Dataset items

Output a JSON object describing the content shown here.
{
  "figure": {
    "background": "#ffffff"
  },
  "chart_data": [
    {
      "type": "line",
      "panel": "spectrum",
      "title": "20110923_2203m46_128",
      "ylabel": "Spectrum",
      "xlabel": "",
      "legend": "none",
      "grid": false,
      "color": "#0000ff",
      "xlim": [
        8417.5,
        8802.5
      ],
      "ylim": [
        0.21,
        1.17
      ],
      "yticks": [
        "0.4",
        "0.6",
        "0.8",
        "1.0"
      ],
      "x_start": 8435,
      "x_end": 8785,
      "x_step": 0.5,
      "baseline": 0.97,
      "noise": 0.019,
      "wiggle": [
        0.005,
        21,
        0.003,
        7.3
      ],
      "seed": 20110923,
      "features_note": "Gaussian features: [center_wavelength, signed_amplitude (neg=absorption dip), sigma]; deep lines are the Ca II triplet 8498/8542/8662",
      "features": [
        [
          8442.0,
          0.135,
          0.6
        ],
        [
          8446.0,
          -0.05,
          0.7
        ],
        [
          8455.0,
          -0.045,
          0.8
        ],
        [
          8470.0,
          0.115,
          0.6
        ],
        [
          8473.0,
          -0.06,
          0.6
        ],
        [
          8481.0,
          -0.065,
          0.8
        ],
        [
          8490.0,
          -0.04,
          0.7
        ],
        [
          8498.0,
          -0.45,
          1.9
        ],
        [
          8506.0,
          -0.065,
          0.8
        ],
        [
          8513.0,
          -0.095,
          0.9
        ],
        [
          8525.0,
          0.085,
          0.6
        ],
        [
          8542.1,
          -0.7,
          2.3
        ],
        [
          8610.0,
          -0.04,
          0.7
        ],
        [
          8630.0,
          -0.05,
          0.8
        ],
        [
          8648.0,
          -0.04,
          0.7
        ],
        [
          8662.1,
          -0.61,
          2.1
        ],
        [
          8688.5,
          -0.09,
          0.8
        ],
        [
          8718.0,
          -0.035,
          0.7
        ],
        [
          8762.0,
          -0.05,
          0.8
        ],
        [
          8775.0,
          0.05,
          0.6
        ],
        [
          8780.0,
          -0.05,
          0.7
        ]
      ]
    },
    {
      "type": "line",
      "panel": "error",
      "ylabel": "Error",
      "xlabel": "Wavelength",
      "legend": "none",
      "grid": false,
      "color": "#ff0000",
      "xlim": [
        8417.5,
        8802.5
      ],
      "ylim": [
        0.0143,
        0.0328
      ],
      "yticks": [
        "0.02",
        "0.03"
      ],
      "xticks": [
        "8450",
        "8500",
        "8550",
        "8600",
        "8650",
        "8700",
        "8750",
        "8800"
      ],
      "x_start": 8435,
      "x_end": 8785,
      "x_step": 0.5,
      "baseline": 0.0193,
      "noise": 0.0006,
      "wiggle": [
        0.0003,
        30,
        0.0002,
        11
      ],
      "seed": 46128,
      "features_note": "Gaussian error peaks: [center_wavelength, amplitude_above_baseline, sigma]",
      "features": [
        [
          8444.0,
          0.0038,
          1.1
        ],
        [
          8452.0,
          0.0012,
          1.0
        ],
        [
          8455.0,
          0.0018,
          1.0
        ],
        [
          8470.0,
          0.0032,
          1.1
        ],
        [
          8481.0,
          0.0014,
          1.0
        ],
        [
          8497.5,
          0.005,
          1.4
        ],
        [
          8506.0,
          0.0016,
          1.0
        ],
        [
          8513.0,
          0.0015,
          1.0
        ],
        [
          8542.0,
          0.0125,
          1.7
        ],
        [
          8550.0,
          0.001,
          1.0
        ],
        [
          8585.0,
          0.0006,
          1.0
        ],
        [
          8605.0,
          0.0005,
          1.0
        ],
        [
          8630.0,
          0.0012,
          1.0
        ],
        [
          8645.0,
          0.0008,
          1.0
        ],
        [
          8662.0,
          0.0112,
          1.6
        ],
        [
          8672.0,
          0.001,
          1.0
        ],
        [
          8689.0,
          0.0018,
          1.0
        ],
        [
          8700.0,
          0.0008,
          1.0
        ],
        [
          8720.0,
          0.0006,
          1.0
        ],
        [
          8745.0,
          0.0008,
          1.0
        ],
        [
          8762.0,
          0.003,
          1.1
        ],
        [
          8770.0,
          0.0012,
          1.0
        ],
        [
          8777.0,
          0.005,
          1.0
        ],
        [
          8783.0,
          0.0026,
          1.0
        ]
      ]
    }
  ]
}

INSTRUCTIONS TO FOLLOW » All of the entries above must be quoted exactly.

TASK RESPONSE »
Output a JSON object describing the content shown here.
{
  "figure": {
    "background": "#ffffff"
  },
  "chart_data": [
    {
      "type": "line",
      "panel": "spectrum",
      "title": "20110923_2203m46_128",
      "ylabel": "Spectrum",
      "xlabel": "",
      "legend": "none",
      "grid": false,
      "color": "#0000ff",
      "xlim": [
        8417.5,
        8802.5
      ],
      "ylim": [
        0.21,
        1.17
      ],
      "yticks": [
        "0.4",
        "0.6",
        "0.8",
        "1.0"
      ],
      "x_start": 8435,
      "x_end": 8785,
      "x_step": 0.5,
      "baseline": 0.97,
      "noise": 0.019,
      "wiggle": [
        0.005,
        21,
        0.003,
        7.3
      ],
      "seed": 20110923,
      "features_note": "Gaussian features: [center_wavelength, signed_amplitude (neg=absorption dip), sigma]; deep lines are the Ca II triplet 8498/8542/8662",
      "features": [
        [
          8442.0,
          0.135,
          0.6
        ],
        [
          8446.0,
          -0.05,
          0.7
        ],
        [
          8455.0,
          -0.045,
          0.8
        ],
        [
          8470.0,
          0.115,
          0.6
        ],
        [
          8473.0,
          -0.06,
          0.6
        ],
        [
          8481.0,
          -0.065,
          0.8
        ],
        [
          8490.0,
          -0.04,
          0.7
        ],
        [
          8498.0,
          -0.45,
          1.9
        ],
        [
          8506.0,
          -0.065,
          0.8
        ],
        [
          8513.0,
          -0.095,
          0.9
        ],
        [
          8525.0,
          0.085,
          0.6
        ],
        [
          8542.1,
          -0.7,
          2.3
        ],
        [
          8610.0,
          -0.04,
          0.7
        ],
        [
          8630.0,
          -0.05,
          0.8
        ],
        [
          8648.0,
          -0.04,
          0.7
        ],
        [
          8662.1,
          -0.61,
          2.1
        ],
        [
          8688.5,
          -0.09,
          0.8
        ],
        [
          8718.0,
          -0.035,
          0.7
        ],
        [
          8762.0,
          -0.05,
          0.8
        ],
        [
          8775.0,
          0.05,
          0.6
        ],
        [
          8780.0,
          -0.05,
          0.7
        ]
      ]
    },
    {
      "type": "line",
      "panel": "error",
      "ylabel": "Error",
      "xlabel": "Wavelength",
      "legend": "none",
      "grid": false,
      "color": "#ff0000",
      "xlim": [
        8417.5,
        8802.5
      ],
      "ylim": [
        0.0143,
        0.0328
      ],
      "yticks": [
        "0.02",
        "0.03"
      ],
      "xticks": [
        "8450",
        "8500",
        "8550",
        "8600",
        "8650",
        "8700",
        "8750",
        "8800"
      ],
      "x_start": 8435,
      "x_end": 8785,
      "x_step": 0.5,
      "baseline": 0.0193,
      "noise": 0.0006,
      "wiggle": [
        0.0003,
        30,
        0.0002,
        11
      ],
      "seed": 46128,
      "features_note": "Gaussian error peaks: [center_wavelength, amplitude_above_baseline, sigma]",
      "features": [
        [
          8444.0,
          0.0038,
          1.1
        ],
        [
          8452.0,
          0.0012,
          1.0
        ],
        [
          8455.0,
          0.0018,
          1.0
        ],
        [
          8470.0,
          0.0032,
          1.1
        ],
        [
          8481.0,
          0.0014,
          1.0
        ],
        [
          8497.5,
          0.005,
          1.4
        ],
        [
          8506.0,
          0.0016,
          1.0
        ],
        [
          8513.0,
          0.0015,
          1.0
        ],
        [
          8542.0,
          0.0125,
          1.7
        ],
        [
          8550.0,
          0.001,
          1.0
        ],
        [
          8585.0,
          0.0006,
          1.0
        ],
        [
          8605.0,
          0.0005,
          1.0
        ],
        [
          8630.0,
          0.0012,
          1.0
        ],
        [
          8645.0,
          0.0008,
          1.0
        ],
        [
          8662.0,
          0.0112,
          1.6
        ],
        [
          8672.0,
          0.001,
          1.0
        ],
        [
          8689.0,
          0.0018,
          1.0
        ],
        [
          8700.0,
          0.0008,
          1.0
        ],
        [
          8720.0,
          0.0006,
          1.0
        ],
        [
          8745.0,
          0.0008,
          1.0
        ],
        [
          8762.0,
          0.003,
          1.1
        ],
        [
          8770.0,
          0.0012,
          1.0
        ],
        [
          8777.0,
          0.005,
          1.0
        ],
        [
          8783.0,
          0.0026,
          1.0
        ]
      ]
    }
  ]
}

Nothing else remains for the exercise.